(TASK REQUIREMENTS)
Quote the whole listing exactly. Leave the pictures out of your copy.

(Collected data entries)
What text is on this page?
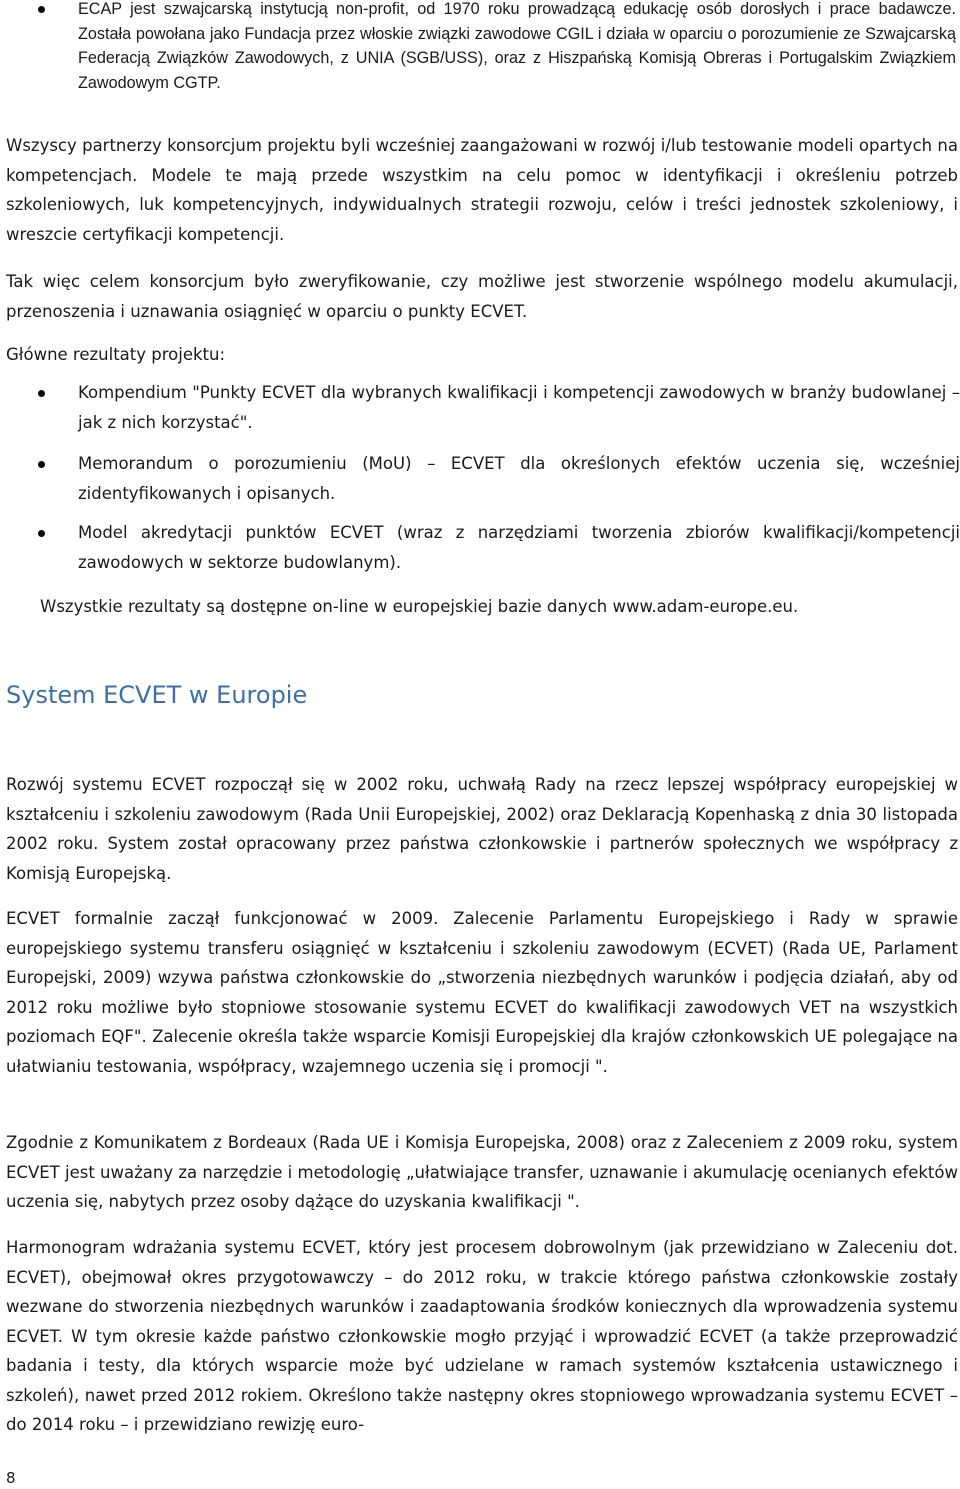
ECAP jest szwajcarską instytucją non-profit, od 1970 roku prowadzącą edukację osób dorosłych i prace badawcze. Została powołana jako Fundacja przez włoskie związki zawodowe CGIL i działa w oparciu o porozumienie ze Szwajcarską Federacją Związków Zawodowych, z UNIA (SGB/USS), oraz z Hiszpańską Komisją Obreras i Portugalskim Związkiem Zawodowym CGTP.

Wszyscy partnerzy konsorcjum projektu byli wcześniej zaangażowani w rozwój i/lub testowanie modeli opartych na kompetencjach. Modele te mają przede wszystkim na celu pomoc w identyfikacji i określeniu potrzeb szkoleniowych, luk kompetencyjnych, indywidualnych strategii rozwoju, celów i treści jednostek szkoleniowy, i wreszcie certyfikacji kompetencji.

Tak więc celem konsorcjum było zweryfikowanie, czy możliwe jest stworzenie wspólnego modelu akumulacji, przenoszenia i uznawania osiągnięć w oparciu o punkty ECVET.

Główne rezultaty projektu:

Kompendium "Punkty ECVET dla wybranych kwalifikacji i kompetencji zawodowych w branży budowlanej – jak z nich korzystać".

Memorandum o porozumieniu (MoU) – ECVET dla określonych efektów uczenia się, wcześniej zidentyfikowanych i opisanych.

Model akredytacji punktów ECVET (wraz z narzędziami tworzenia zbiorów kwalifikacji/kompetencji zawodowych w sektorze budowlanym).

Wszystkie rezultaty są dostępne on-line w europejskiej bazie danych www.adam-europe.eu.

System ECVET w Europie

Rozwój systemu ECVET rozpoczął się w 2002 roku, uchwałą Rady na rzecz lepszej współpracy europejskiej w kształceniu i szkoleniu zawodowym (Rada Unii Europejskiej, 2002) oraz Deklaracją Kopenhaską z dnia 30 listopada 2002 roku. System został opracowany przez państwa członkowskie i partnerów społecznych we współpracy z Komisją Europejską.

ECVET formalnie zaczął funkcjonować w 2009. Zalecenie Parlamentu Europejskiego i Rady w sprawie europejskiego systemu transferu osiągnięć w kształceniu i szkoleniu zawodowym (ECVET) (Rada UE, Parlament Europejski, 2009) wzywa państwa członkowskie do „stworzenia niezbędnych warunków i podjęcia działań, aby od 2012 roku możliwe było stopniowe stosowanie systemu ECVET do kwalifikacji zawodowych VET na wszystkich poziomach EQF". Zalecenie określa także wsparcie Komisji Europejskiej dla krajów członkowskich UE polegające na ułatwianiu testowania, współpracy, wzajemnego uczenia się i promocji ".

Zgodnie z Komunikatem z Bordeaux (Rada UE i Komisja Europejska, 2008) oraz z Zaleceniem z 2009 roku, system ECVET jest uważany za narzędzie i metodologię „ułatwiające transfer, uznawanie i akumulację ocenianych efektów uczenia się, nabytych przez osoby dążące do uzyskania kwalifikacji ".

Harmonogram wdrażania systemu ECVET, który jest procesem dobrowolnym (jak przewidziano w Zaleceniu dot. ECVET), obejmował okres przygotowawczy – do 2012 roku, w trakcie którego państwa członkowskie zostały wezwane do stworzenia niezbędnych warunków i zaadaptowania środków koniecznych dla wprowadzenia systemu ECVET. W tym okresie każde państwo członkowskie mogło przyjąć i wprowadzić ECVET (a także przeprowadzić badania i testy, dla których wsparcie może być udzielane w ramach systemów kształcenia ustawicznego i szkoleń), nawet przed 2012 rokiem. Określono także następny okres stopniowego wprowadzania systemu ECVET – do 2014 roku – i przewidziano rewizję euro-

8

(SOLUTION TO THE EXERCISE)
What text is on this page?
ECAP jest szwajcarską instytucją non-profit, od 1970 roku prowadzącą edukację osób dorosłych i prace badawcze. Została powołana jako Fundacja przez włoskie związki zawodowe CGIL i działa w oparciu o porozumienie ze Szwajcarską Federacją Związków Zawodowych, z UNIA (SGB/USS), oraz z Hiszpańską Komisją Obreras i Portugalskim Związkiem Zawodowym CGTP.

Wszyscy partnerzy konsorcjum projektu byli wcześniej zaangażowani w rozwój i/lub testowanie modeli opartych na kompetencjach. Modele te mają przede wszystkim na celu pomoc w identyfikacji i określeniu potrzeb szkoleniowych, luk kompetencyjnych, indywidualnych strategii rozwoju, celów i treści jednostek szkoleniowy, i wreszcie certyfikacji kompetencji.

Tak więc celem konsorcjum było zweryfikowanie, czy możliwe jest stworzenie wspólnego modelu akumulacji, przenoszenia i uznawania osiągnięć w oparciu o punkty ECVET.

Główne rezultaty projektu:

Kompendium "Punkty ECVET dla wybranych kwalifikacji i kompetencji zawodowych w branży budowlanej – jak z nich korzystać".

Memorandum o porozumieniu (MoU) – ECVET dla określonych efektów uczenia się, wcześniej zidentyfikowanych i opisanych.

Model akredytacji punktów ECVET (wraz z narzędziami tworzenia zbiorów kwalifikacji/kompetencji zawodowych w sektorze budowlanym).

Wszystkie rezultaty są dostępne on-line w europejskiej bazie danych www.adam-europe.eu.

System ECVET w Europie

Rozwój systemu ECVET rozpoczął się w 2002 roku, uchwałą Rady na rzecz lepszej współpracy europejskiej w kształceniu i szkoleniu zawodowym (Rada Unii Europejskiej, 2002) oraz Deklaracją Kopenhaską z dnia 30 listopada 2002 roku. System został opracowany przez państwa członkowskie i partnerów społecznych we współpracy z Komisją Europejską.

ECVET formalnie zaczął funkcjonować w 2009. Zalecenie Parlamentu Europejskiego i Rady w sprawie europejskiego systemu transferu osiągnięć w kształceniu i szkoleniu zawodowym (ECVET) (Rada UE, Parlament Europejski, 2009) wzywa państwa członkowskie do „stworzenia niezbędnych warunków i podjęcia działań, aby od 2012 roku możliwe było stopniowe stosowanie systemu ECVET do kwalifikacji zawodowych VET na wszystkich poziomach EQF". Zalecenie określa także wsparcie Komisji Europejskiej dla krajów członkowskich UE polegające na ułatwianiu testowania, współpracy, wzajemnego uczenia się i promocji ".

Zgodnie z Komunikatem z Bordeaux (Rada UE i Komisja Europejska, 2008) oraz z Zaleceniem z 2009 roku, system ECVET jest uważany za narzędzie i metodologię „ułatwiające transfer, uznawanie i akumulację ocenianych efektów uczenia się, nabytych przez osoby dążące do uzyskania kwalifikacji ".

Harmonogram wdrażania systemu ECVET, który jest procesem dobrowolnym (jak przewidziano w Zaleceniu dot. ECVET), obejmował okres przygotowawczy – do 2012 roku, w trakcie którego państwa członkowskie zostały wezwane do stworzenia niezbędnych warunków i zaadaptowania środków koniecznych dla wprowadzenia systemu ECVET. W tym okresie każde państwo członkowskie mogło przyjąć i wprowadzić ECVET (a także przeprowadzić badania i testy, dla których wsparcie może być udzielane w ramach systemów kształcenia ustawicznego i szkoleń), nawet przed 2012 rokiem. Określono także następny okres stopniowego wprowadzania systemu ECVET – do 2014 roku – i przewidziano rewizję euro-

8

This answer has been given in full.